» **Task prompt**: Print each of the entries exactly, leaving nothing out.

» **Data listing**:
════════
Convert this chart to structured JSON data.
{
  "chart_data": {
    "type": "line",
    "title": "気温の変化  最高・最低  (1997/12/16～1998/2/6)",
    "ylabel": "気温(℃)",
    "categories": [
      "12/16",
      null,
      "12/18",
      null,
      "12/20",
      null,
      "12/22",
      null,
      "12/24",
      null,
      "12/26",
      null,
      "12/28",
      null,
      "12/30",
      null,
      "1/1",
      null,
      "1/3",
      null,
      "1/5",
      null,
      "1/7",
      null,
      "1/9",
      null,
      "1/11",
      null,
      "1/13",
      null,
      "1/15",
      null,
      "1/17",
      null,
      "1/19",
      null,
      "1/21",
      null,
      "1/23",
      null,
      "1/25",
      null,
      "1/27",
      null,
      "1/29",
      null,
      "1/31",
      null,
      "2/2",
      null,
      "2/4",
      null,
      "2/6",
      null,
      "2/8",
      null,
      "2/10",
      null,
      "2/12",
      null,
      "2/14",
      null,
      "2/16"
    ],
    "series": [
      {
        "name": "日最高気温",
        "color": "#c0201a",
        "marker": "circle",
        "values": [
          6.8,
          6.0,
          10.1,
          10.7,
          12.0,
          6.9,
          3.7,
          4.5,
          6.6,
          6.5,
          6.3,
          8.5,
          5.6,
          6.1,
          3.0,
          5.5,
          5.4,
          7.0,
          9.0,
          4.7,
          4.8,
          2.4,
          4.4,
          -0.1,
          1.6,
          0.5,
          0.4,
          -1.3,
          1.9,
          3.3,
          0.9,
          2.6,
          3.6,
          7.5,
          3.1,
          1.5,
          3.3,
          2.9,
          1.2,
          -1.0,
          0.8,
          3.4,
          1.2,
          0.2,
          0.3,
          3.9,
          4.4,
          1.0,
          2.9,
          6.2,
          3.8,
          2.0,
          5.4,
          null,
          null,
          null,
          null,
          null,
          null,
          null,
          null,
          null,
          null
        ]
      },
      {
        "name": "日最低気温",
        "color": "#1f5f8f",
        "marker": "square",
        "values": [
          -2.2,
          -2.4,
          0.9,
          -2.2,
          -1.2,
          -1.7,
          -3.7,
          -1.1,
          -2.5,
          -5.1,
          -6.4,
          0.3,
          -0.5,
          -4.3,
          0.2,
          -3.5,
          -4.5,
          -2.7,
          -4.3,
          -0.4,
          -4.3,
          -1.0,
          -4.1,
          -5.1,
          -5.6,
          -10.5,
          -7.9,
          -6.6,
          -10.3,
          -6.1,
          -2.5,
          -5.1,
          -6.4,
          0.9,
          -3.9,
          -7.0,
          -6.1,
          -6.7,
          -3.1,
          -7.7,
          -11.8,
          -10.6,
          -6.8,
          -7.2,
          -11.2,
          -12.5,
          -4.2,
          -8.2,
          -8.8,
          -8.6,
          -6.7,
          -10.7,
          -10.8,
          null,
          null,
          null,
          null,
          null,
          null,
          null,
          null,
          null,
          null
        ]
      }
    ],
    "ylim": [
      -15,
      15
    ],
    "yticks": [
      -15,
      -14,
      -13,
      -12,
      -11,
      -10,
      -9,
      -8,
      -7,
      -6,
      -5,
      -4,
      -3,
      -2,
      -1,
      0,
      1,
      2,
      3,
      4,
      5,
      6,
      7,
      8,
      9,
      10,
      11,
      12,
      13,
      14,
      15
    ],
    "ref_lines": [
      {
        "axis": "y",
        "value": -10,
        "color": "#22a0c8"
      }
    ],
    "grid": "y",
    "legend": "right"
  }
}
════════
» **Solution**:
Convert this chart to structured JSON data.
{
  "chart_data": {
    "type": "line",
    "title": "気温の変化  最高・最低  (1997/12/16～1998/2/6)",
    "ylabel": "気温(℃)",
    "categories": [
      "12/16",
      null,
      "12/18",
      null,
      "12/20",
      null,
      "12/22",
      null,
      "12/24",
      null,
      "12/26",
      null,
      "12/28",
      null,
      "12/30",
      null,
      "1/1",
      null,
      "1/3",
      null,
      "1/5",
      null,
      "1/7",
      null,
      "1/9",
      null,
      "1/11",
      null,
      "1/13",
      null,
      "1/15",
      null,
      "1/17",
      null,
      "1/19",
      null,
      "1/21",
      null,
      "1/23",
      null,
      "1/25",
      null,
      "1/27",
      null,
      "1/29",
      null,
      "1/31",
      null,
      "2/2",
      null,
      "2/4",
      null,
      "2/6",
      null,
      "2/8",
      null,
      "2/10",
      null,
      "2/12",
      null,
      "2/14",
      null,
      "2/16"
    ],
    "series": [
      {
        "name": "日最高気温",
        "color": "#c0201a",
        "marker": "circle",
        "values": [
          6.8,
          6.0,
          10.1,
          10.7,
          12.0,
          6.9,
          3.7,
          4.5,
          6.6,
          6.5,
          6.3,
          8.5,
          5.6,
          6.1,
          3.0,
          5.5,
          5.4,
          7.0,
          9.0,
          4.7,
          4.8,
          2.4,
          4.4,
          -0.1,
          1.6,
          0.5,
          0.4,
          -1.3,
          1.9,
          3.3,
          0.9,
          2.6,
          3.6,
          7.5,
          3.1,
          1.5,
          3.3,
          2.9,
          1.2,
          -1.0,
          0.8,
          3.4,
          1.2,
          0.2,
          0.3,
          3.9,
          4.4,
          1.0,
          2.9,
          6.2,
          3.8,
          2.0,
          5.4,
          null,
          null,
          null,
          null,
          null,
          null,
          null,
          null,
          null,
          null
        ]
      },
      {
        "name": "日最低気温",
        "color": "#1f5f8f",
        "marker": "square",
        "values": [
          -2.2,
          -2.4,
          0.9,
          -2.2,
          -1.2,
          -1.7,
          -3.7,
          -1.1,
          -2.5,
          -5.1,
          -6.4,
          0.3,
          -0.5,
          -4.3,
          0.2,
          -3.5,
          -4.5,
          -2.7,
          -4.3,
          -0.4,
          -4.3,
          -1.0,
          -4.1,
          -5.1,
          -5.6,
          -10.5,
          -7.9,
          -6.6,
          -10.3,
          -6.1,
          -2.5,
          -5.1,
          -6.4,
          0.9,
          -3.9,
          -7.0,
          -6.1,
          -6.7,
          -3.1,
          -7.7,
          -11.8,
          -10.6,
          -6.8,
          -7.2,
          -11.2,
          -12.5,
          -4.2,
          -8.2,
          -8.8,
          -8.6,
          -6.7,
          -10.7,
          -10.8,
          null,
          null,
          null,
          null,
          null,
          null,
          null,
          null,
          null,
          null
        ]
      }
    ],
    "ylim": [
      -15,
      15
    ],
    "yticks": [
      -15,
      -14,
      -13,
      -12,
      -11,
      -10,
      -9,
      -8,
      -7,
      -6,
      -5,
      -4,
      -3,
      -2,
      -1,
      0,
      1,
      2,
      3,
      4,
      5,
      6,
      7,
      8,
      9,
      10,
      11,
      12,
      13,
      14,
      15
    ],
    "ref_lines": [
      {
        "axis": "y",
        "value": -10,
        "color": "#22a0c8"
      }
    ],
    "grid": "y",
    "legend": "right"
  }
}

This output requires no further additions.